** start of Data in this exercise **

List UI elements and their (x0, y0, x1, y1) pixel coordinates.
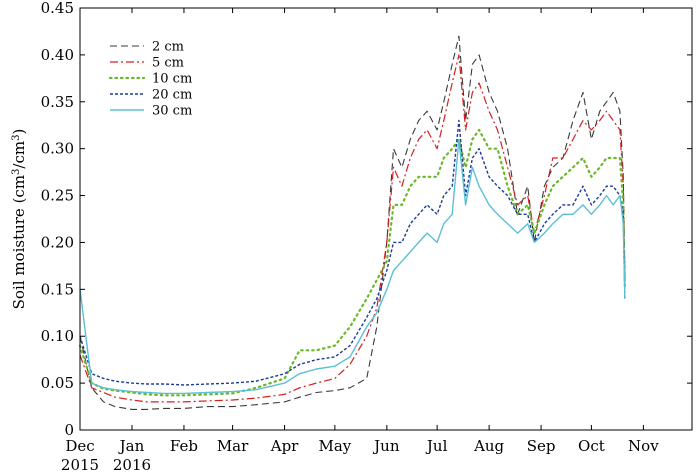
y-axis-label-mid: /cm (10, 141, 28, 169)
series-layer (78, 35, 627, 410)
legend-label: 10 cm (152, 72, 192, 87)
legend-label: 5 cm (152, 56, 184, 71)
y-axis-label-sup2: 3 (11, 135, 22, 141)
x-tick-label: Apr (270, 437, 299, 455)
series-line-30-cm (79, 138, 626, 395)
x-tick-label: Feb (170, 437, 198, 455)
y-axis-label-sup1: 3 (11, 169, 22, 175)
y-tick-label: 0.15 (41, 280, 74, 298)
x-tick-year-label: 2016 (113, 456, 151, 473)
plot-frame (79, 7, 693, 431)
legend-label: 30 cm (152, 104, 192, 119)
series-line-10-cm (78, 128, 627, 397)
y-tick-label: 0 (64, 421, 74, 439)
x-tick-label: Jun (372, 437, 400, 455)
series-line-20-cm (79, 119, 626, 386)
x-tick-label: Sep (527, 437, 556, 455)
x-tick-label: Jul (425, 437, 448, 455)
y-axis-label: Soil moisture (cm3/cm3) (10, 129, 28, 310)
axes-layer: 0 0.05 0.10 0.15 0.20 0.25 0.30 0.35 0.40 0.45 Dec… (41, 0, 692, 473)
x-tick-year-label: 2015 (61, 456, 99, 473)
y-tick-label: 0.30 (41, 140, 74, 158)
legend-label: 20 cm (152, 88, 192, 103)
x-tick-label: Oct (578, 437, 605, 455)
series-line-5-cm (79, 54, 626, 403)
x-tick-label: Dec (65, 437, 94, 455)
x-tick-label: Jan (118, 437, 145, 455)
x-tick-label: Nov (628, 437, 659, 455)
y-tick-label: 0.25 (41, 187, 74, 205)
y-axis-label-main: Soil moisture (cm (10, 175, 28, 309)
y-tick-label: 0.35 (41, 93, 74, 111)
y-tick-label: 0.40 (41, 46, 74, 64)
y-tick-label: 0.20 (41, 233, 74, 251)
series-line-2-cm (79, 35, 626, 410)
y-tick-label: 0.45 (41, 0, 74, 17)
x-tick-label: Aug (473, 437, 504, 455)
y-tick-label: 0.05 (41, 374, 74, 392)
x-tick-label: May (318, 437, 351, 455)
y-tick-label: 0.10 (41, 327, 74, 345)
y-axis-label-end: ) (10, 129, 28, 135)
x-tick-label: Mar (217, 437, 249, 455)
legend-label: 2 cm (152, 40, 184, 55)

** end of Data in this exercise **
** start of Data in this exercise **

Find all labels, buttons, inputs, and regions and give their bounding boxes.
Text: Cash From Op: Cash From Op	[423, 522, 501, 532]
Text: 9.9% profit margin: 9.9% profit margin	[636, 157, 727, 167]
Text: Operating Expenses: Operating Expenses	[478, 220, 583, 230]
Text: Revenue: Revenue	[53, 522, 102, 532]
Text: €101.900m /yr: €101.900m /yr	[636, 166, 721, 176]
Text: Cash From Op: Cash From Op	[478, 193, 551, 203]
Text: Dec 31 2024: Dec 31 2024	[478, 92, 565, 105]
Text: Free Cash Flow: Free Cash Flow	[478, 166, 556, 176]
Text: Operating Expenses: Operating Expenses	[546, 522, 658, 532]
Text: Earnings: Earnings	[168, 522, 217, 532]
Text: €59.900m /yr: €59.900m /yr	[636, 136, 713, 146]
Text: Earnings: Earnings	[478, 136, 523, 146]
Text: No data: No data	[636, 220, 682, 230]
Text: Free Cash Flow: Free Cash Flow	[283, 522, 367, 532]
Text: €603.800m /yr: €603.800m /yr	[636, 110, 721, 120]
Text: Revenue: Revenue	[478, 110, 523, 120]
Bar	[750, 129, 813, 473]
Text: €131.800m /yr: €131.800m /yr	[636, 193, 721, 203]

** end of Data in this exercise **

» Objective
Return the lines of the listing from the line with "Find all labels, buttons, inputs, and" to the line with "136, 523, 146]", copying each one without any change.

» Result below
Find all labels, buttons, inputs, and regions and give their bounding boxes.
Text: Cash From Op: Cash From Op	[423, 522, 501, 532]
Text: 9.9% profit margin: 9.9% profit margin	[636, 157, 727, 167]
Text: Operating Expenses: Operating Expenses	[478, 220, 583, 230]
Text: Revenue: Revenue	[53, 522, 102, 532]
Text: €101.900m /yr: €101.900m /yr	[636, 166, 721, 176]
Text: Cash From Op: Cash From Op	[478, 193, 551, 203]
Text: Dec 31 2024: Dec 31 2024	[478, 92, 565, 105]
Text: Free Cash Flow: Free Cash Flow	[478, 166, 556, 176]
Text: Operating Expenses: Operating Expenses	[546, 522, 658, 532]
Text: Earnings: Earnings	[168, 522, 217, 532]
Text: €59.900m /yr: €59.900m /yr	[636, 136, 713, 146]
Text: Earnings: Earnings	[478, 136, 523, 146]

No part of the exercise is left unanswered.